Raw records:
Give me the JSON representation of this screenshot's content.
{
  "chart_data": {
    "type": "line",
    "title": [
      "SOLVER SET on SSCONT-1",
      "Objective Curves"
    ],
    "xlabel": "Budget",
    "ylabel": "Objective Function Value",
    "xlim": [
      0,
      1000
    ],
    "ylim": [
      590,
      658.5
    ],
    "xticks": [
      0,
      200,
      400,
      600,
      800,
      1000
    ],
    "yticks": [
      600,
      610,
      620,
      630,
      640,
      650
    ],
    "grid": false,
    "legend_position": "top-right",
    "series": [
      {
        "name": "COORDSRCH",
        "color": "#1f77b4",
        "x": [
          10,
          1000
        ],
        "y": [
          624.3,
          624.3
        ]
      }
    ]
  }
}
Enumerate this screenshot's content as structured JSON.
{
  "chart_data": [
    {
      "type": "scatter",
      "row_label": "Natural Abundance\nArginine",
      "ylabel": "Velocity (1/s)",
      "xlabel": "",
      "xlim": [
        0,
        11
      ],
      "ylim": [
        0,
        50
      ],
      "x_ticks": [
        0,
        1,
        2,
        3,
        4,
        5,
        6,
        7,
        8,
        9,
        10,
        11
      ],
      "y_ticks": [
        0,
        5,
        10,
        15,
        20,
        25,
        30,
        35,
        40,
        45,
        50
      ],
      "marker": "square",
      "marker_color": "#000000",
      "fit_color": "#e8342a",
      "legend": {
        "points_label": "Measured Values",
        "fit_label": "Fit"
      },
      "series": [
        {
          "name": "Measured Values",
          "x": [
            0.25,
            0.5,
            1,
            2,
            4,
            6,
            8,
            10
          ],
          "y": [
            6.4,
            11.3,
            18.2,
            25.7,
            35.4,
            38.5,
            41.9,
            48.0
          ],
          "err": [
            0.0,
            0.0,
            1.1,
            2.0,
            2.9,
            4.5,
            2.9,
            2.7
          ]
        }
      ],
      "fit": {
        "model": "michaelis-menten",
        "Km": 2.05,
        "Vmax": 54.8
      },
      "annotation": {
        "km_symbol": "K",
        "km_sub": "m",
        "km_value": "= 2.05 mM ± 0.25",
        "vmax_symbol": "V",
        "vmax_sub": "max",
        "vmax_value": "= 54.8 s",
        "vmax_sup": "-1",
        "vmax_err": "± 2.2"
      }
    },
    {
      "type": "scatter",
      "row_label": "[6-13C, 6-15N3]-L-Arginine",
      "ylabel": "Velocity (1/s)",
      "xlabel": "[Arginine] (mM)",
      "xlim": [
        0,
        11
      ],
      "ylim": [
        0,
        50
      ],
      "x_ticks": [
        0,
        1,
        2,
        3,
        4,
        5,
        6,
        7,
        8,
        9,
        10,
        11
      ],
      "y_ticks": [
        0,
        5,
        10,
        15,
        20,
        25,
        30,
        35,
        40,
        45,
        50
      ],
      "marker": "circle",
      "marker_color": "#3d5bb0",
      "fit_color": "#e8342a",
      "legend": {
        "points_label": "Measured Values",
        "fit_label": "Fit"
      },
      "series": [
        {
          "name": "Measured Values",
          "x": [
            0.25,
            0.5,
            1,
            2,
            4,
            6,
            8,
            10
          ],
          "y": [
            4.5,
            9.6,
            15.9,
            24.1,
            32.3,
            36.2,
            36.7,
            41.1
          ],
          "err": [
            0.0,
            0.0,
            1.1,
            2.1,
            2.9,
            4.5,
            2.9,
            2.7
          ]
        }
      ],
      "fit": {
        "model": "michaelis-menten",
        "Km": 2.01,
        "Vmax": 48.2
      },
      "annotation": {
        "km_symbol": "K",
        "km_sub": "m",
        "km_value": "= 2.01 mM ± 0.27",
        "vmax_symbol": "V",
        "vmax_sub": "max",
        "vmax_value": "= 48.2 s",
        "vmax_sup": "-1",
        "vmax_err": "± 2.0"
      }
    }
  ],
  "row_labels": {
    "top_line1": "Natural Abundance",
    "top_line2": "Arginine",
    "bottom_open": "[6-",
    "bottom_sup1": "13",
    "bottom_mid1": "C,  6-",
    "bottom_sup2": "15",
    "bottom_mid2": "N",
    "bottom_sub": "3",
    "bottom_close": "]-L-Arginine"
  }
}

Your objective –
Select every line of the records holding the string "JSON".

Finished exercise –
Give me the JSON representation of this screenshot's content.
Enumerate this screenshot's content as structured JSON.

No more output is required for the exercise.